▶ [EXERCISE DIRECTIONS]:
Write out the records word for word, with no pictures.

▶ [LISTED ENTRIES]:
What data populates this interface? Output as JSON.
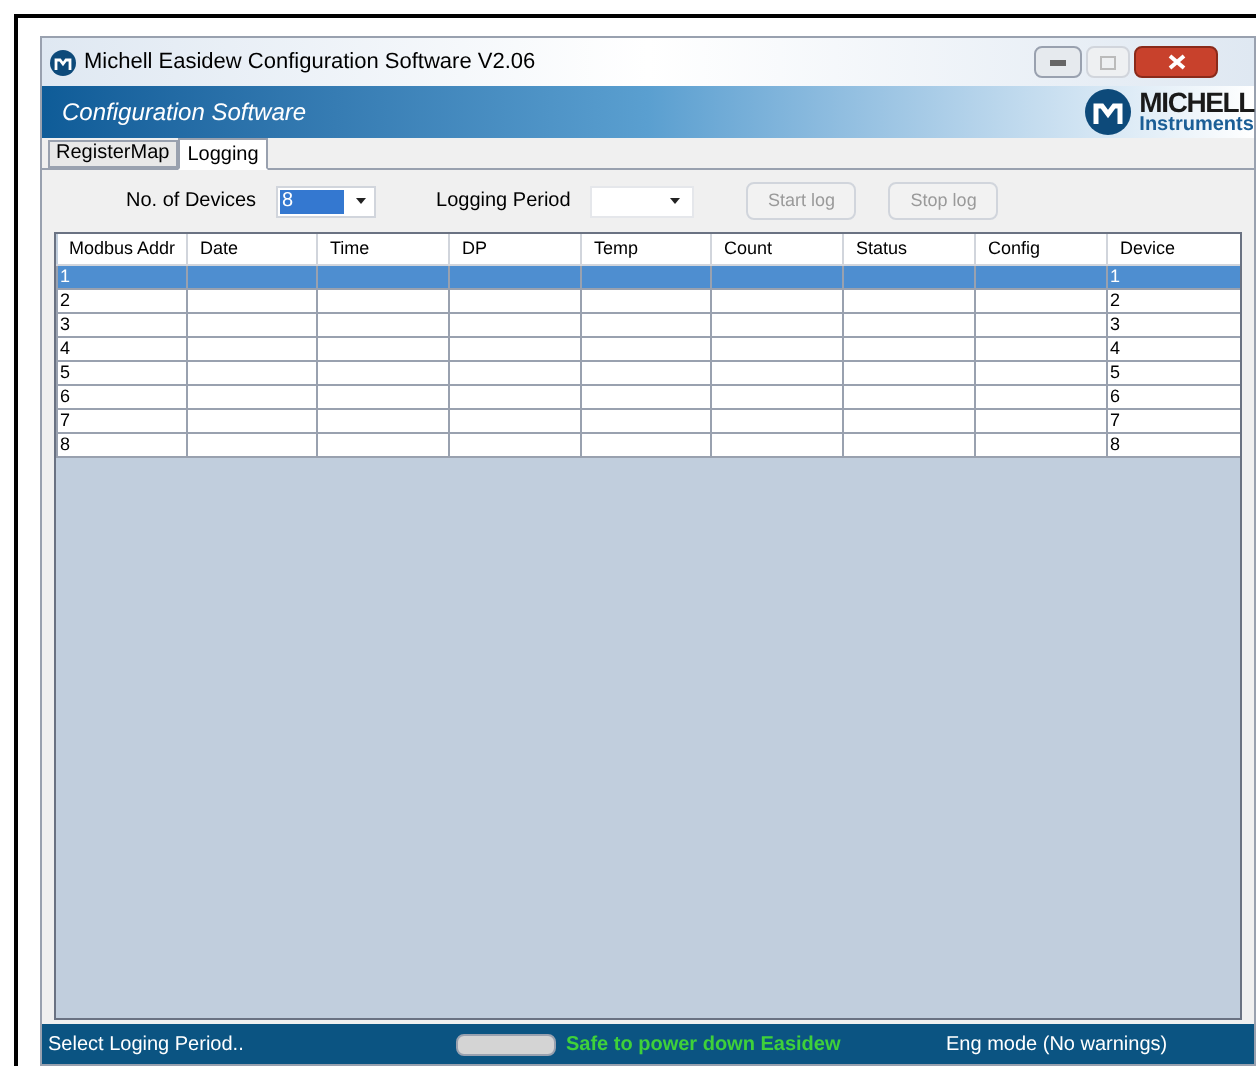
{
  "window": {
    "title": "Michell Easidew Configuration Software V2.06"
  },
  "banner": {
    "title": "Configuration Software",
    "logo_name": "MICHELL",
    "logo_sub": "Instruments"
  },
  "tabs": [
    {
      "label": "RegisterMap",
      "selected": false
    },
    {
      "label": "Logging",
      "selected": true
    }
  ],
  "toolbar": {
    "devices_label": "No. of Devices",
    "devices_value": "8",
    "period_label": "Logging Period",
    "buttons": [
      {
        "label": "Start log",
        "disabled": true
      },
      {
        "label": "Stop log",
        "disabled": true
      }
    ]
  },
  "table": {
    "columns": [
      "Modbus Addr",
      "Date",
      "Time",
      "DP",
      "Temp",
      "Count",
      "Status",
      "Config",
      "Device"
    ],
    "rows": [
      {
        "cells": [
          "1",
          "",
          "",
          "",
          "",
          "",
          "",
          "",
          "1"
        ],
        "selected": true
      },
      {
        "cells": [
          "2",
          "",
          "",
          "",
          "",
          "",
          "",
          "",
          "2"
        ],
        "selected": false
      },
      {
        "cells": [
          "3",
          "",
          "",
          "",
          "",
          "",
          "",
          "",
          "3"
        ],
        "selected": false
      },
      {
        "cells": [
          "4",
          "",
          "",
          "",
          "",
          "",
          "",
          "",
          "4"
        ],
        "selected": false
      },
      {
        "cells": [
          "5",
          "",
          "",
          "",
          "",
          "",
          "",
          "",
          "5"
        ],
        "selected": false
      },
      {
        "cells": [
          "6",
          "",
          "",
          "",
          "",
          "",
          "",
          "",
          "6"
        ],
        "selected": false
      },
      {
        "cells": [
          "7",
          "",
          "",
          "",
          "",
          "",
          "",
          "",
          "7"
        ],
        "selected": false
      },
      {
        "cells": [
          "8",
          "",
          "",
          "",
          "",
          "",
          "",
          "",
          "8"
        ],
        "selected": false
      }
    ]
  },
  "status_bar": {
    "message": "Select Loging Period..",
    "safe_message": "Safe to power down Easidew",
    "mode": "Eng mode (No warnings)"
  }
}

▶ [THE SOLUTION]:
What data populates this interface? Output as JSON.
{
  "window": {
    "title": "Michell Easidew Configuration Software V2.06"
  },
  "banner": {
    "title": "Configuration Software",
    "logo_name": "MICHELL",
    "logo_sub": "Instruments"
  },
  "tabs": [
    {
      "label": "RegisterMap",
      "selected": false
    },
    {
      "label": "Logging",
      "selected": true
    }
  ],
  "toolbar": {
    "devices_label": "No. of Devices",
    "devices_value": "8",
    "period_label": "Logging Period",
    "buttons": [
      {
        "label": "Start log",
        "disabled": true
      },
      {
        "label": "Stop log",
        "disabled": true
      }
    ]
  },
  "table": {
    "columns": [
      "Modbus Addr",
      "Date",
      "Time",
      "DP",
      "Temp",
      "Count",
      "Status",
      "Config",
      "Device"
    ],
    "rows": [
      {
        "cells": [
          "1",
          "",
          "",
          "",
          "",
          "",
          "",
          "",
          "1"
        ],
        "selected": true
      },
      {
        "cells": [
          "2",
          "",
          "",
          "",
          "",
          "",
          "",
          "",
          "2"
        ],
        "selected": false
      },
      {
        "cells": [
          "3",
          "",
          "",
          "",
          "",
          "",
          "",
          "",
          "3"
        ],
        "selected": false
      },
      {
        "cells": [
          "4",
          "",
          "",
          "",
          "",
          "",
          "",
          "",
          "4"
        ],
        "selected": false
      },
      {
        "cells": [
          "5",
          "",
          "",
          "",
          "",
          "",
          "",
          "",
          "5"
        ],
        "selected": false
      },
      {
        "cells": [
          "6",
          "",
          "",
          "",
          "",
          "",
          "",
          "",
          "6"
        ],
        "selected": false
      },
      {
        "cells": [
          "7",
          "",
          "",
          "",
          "",
          "",
          "",
          "",
          "7"
        ],
        "selected": false
      },
      {
        "cells": [
          "8",
          "",
          "",
          "",
          "",
          "",
          "",
          "",
          "8"
        ],
        "selected": false
      }
    ]
  },
  "status_bar": {
    "message": "Select Loging Period..",
    "safe_message": "Safe to power down Easidew",
    "mode": "Eng mode (No warnings)"
  }
}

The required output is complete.